-- BEGIN Record extracts --
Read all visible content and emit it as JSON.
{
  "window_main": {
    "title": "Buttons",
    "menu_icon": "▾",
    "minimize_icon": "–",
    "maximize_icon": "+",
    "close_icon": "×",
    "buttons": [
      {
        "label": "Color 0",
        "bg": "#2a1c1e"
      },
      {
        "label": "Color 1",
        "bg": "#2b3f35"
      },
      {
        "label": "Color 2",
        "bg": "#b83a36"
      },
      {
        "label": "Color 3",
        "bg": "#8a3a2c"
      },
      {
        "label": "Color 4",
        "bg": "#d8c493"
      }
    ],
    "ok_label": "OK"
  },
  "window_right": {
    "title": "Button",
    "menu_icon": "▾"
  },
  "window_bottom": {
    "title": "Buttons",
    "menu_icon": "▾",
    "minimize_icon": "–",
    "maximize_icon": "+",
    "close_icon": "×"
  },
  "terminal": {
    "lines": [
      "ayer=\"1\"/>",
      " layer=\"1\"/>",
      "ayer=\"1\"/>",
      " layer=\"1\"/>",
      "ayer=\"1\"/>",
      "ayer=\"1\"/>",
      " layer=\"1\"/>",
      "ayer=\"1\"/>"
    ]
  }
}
-- END Record extracts --
**Instruction:** Reproduce the material exactly, with every line intact.

**Result below:**
Read all visible content and emit it as JSON.
{
  "window_main": {
    "title": "Buttons",
    "menu_icon": "▾",
    "minimize_icon": "–",
    "maximize_icon": "+",
    "close_icon": "×",
    "buttons": [
      {
        "label": "Color 0",
        "bg": "#2a1c1e"
      },
      {
        "label": "Color 1",
        "bg": "#2b3f35"
      },
      {
        "label": "Color 2",
        "bg": "#b83a36"
      },
      {
        "label": "Color 3",
        "bg": "#8a3a2c"
      },
      {
        "label": "Color 4",
        "bg": "#d8c493"
      }
    ],
    "ok_label": "OK"
  },
  "window_right": {
    "title": "Button",
    "menu_icon": "▾"
  },
  "window_bottom": {
    "title": "Buttons",
    "menu_icon": "▾",
    "minimize_icon": "–",
    "maximize_icon": "+",
    "close_icon": "×"
  },
  "terminal": {
    "lines": [
      "ayer=\"1\"/>",
      " layer=\"1\"/>",
      "ayer=\"1\"/>",
      " layer=\"1\"/>",
      "ayer=\"1\"/>",
      "ayer=\"1\"/>",
      " layer=\"1\"/>",
      "ayer=\"1\"/>"
    ]
  }
}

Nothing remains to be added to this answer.